■ Aufgabe 1:
Wiederhole aus dem Text über den innovativen Baumschnitt wortgetreu die Passage von „Mit mechanischem Schnitt“ bis einschließlich „händischem Korrigieren besteht.“.

INNOVATIVER BAUMSCHNITT

Über den neuen mechanischen Schnitt nach dem Vorbild von ‚Le Mur Fruitier‘, wurden Informationen eingeholt und eigene Erfahrungen gesammelt.

MECHANISCH VORSCHNEIDEN UND HÄNDISCH KORRIGIEREN

Über den neuen mechanischen Schnitt nach dem Vorbild von ‚Le Mur Fruitier‘, wurden Informationen eingeholt und eigene Erfahrungen gesammelt. Die Vorteile dieser Schnitttechnik hat das Interesse der Obstbauern geweckt, und es sind schon etliche Geräte in Südtirol im Einsatz. Wir möchten in diesem Artikel unseren Informationsstand und Erfahrungen an interessierten Obstbauern weitergeben.
Mit mechanischem Schnitt wurde im Obstbau schon in den letzten Jahrzehnten öfters experimentiert, aber nach einigen Jahren wurde er stets wieder aufgelassen. Beim reinen mechanischen Schnitt wird das Baumvolumen zu dicht, und die Fruchtqualität sinkt folglich sehr stark ab. In Frankreich wurde eine neue Variante des mechanischen Schnitts, ‚Le Mur Fruitier‘ entwickelt, die aus einer Kombination von mechanischem Vorschneiden und händischem Korrigieren besteht.

■ Bereitgestellte Einträge:
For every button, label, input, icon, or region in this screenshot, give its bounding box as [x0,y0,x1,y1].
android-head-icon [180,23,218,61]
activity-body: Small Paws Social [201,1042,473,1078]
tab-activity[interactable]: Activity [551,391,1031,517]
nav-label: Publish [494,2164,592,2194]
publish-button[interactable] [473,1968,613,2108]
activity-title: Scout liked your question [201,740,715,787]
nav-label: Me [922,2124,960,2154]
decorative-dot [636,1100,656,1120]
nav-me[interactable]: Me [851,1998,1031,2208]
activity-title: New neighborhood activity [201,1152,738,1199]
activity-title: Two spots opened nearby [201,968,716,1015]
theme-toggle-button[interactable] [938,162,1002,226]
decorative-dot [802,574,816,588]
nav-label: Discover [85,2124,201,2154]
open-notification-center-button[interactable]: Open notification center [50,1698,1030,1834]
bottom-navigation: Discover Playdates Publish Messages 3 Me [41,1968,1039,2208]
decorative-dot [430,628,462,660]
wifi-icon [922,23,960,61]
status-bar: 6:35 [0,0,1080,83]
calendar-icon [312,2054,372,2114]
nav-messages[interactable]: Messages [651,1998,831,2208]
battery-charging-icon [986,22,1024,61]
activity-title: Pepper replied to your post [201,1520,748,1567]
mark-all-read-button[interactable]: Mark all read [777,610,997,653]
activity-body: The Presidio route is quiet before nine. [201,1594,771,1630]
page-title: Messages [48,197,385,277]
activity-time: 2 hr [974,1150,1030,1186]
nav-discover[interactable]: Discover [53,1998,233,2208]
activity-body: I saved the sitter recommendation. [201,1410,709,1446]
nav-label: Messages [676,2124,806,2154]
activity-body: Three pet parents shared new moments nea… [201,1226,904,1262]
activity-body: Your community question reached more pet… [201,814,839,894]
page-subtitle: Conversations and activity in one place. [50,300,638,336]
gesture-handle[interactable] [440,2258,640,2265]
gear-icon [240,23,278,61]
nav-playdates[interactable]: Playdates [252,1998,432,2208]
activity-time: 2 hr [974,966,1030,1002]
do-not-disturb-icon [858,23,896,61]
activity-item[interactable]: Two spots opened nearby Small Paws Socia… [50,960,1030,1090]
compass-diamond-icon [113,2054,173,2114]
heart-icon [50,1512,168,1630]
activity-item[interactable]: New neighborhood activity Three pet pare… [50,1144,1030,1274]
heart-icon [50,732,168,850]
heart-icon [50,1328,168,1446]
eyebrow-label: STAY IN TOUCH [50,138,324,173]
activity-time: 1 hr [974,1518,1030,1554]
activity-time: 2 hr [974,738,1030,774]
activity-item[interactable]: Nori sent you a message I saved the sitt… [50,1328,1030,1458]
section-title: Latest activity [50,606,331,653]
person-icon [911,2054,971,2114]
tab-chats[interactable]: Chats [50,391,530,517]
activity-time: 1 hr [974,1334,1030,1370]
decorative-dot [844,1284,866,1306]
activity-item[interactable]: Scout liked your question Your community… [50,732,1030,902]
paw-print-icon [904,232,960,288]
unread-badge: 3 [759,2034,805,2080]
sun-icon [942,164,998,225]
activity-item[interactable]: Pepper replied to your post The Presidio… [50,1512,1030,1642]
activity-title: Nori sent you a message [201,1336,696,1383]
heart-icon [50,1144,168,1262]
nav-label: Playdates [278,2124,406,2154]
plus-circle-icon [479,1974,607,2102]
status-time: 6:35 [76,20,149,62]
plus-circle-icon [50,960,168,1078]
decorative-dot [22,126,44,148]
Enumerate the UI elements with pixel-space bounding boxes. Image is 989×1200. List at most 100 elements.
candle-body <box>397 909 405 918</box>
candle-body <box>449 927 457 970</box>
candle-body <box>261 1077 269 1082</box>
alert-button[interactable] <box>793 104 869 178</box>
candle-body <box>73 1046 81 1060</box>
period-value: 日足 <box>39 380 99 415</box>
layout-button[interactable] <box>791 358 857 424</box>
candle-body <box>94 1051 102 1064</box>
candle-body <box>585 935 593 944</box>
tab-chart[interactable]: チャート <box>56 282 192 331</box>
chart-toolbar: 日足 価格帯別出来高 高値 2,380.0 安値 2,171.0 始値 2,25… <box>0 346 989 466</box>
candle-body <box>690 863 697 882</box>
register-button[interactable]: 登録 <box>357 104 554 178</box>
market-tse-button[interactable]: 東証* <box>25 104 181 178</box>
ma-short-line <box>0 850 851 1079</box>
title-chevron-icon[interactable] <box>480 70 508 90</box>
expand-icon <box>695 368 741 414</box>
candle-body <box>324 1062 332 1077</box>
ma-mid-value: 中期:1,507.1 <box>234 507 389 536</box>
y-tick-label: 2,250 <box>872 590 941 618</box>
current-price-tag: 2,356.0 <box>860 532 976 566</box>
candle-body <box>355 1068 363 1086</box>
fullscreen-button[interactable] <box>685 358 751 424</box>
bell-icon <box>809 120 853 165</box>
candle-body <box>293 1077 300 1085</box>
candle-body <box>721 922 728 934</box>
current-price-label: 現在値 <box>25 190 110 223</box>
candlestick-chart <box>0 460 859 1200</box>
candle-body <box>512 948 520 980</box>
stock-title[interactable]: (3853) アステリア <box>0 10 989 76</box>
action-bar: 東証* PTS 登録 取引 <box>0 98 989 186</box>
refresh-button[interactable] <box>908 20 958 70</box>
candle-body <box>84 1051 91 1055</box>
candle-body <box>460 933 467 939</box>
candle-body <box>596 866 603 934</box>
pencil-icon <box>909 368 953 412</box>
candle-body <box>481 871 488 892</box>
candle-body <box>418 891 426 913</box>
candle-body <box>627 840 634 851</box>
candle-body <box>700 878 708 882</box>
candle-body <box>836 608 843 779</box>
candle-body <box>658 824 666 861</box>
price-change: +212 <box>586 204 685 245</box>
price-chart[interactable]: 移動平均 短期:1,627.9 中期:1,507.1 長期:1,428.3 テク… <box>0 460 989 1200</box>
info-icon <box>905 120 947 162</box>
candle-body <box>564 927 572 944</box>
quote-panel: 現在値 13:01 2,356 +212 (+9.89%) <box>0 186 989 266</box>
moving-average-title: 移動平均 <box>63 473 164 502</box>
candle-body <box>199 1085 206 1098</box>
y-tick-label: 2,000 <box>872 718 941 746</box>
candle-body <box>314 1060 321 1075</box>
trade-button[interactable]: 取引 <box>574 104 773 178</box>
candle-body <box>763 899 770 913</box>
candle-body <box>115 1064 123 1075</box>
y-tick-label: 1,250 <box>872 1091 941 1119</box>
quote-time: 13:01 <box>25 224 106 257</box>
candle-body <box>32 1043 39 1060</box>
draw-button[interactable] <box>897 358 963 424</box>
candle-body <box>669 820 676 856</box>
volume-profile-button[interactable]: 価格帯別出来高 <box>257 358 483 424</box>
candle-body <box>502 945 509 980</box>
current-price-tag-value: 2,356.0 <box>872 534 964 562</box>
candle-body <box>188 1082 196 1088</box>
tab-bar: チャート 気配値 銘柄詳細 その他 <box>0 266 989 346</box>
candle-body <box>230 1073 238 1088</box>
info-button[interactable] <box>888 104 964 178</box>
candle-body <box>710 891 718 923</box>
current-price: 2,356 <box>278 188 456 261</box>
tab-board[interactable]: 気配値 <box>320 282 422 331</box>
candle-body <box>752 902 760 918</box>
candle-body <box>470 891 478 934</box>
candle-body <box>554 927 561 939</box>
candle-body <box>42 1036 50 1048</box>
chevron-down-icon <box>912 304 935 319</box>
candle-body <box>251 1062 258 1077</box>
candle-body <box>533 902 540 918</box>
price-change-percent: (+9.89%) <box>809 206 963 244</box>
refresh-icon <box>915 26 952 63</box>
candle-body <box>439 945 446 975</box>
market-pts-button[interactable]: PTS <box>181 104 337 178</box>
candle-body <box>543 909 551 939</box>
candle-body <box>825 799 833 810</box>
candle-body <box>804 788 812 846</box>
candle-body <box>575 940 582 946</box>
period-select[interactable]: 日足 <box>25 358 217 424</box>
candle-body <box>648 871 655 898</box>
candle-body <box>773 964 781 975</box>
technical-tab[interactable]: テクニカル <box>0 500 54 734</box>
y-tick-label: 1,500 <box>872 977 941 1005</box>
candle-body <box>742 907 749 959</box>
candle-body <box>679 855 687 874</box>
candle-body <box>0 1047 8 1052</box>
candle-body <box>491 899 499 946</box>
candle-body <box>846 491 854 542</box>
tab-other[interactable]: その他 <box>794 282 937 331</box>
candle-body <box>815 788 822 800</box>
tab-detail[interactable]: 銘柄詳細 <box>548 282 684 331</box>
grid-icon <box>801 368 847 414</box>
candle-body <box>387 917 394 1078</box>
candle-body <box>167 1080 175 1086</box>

■ Aufgabe 2:
Tausche in den Einträgen vom Anfang bis einschließlich der Zeile mit „nav-label: Discover [85,2124,201,2154]“ überall „activity-title“ gegen „activity-heading“ aus. Gib nur diese Zeilen zurück und lass sonst alles unverändert.

■ Erwartete Ausgabe 1:
Mit mechanischem Schnitt wurde im Obstbau schon in den letzten Jahrzehnten öfters experimentiert, aber nach einigen Jahren wurde er stets wieder aufgelassen. Beim reinen mechanischen Schnitt wird das Baumvolumen zu dicht, und die Fruchtqualität sinkt folglich sehr stark ab. In Frankreich wurde eine neue Variante des mechanischen Schnitts, ‚Le Mur Fruitier‘ entwickelt, die aus einer Kombination von mechanischem Vorschneiden und händischem Korrigieren besteht.

■ Erwartete Ausgabe 2:
For every button, label, input, icon, or region in this screenshot, give its bounding box as [x0,y0,x1,y1].
android-head-icon [180,23,218,61]
activity-body: Small Paws Social [201,1042,473,1078]
tab-activity[interactable]: Activity [551,391,1031,517]
nav-label: Publish [494,2164,592,2194]
publish-button[interactable] [473,1968,613,2108]
activity-heading: Scout liked your question [201,740,715,787]
nav-label: Me [922,2124,960,2154]
decorative-dot [636,1100,656,1120]
nav-me[interactable]: Me [851,1998,1031,2208]
activity-heading: New neighborhood activity [201,1152,738,1199]
activity-heading: Two spots opened nearby [201,968,716,1015]
theme-toggle-button[interactable] [938,162,1002,226]
decorative-dot [802,574,816,588]
nav-label: Discover [85,2124,201,2154]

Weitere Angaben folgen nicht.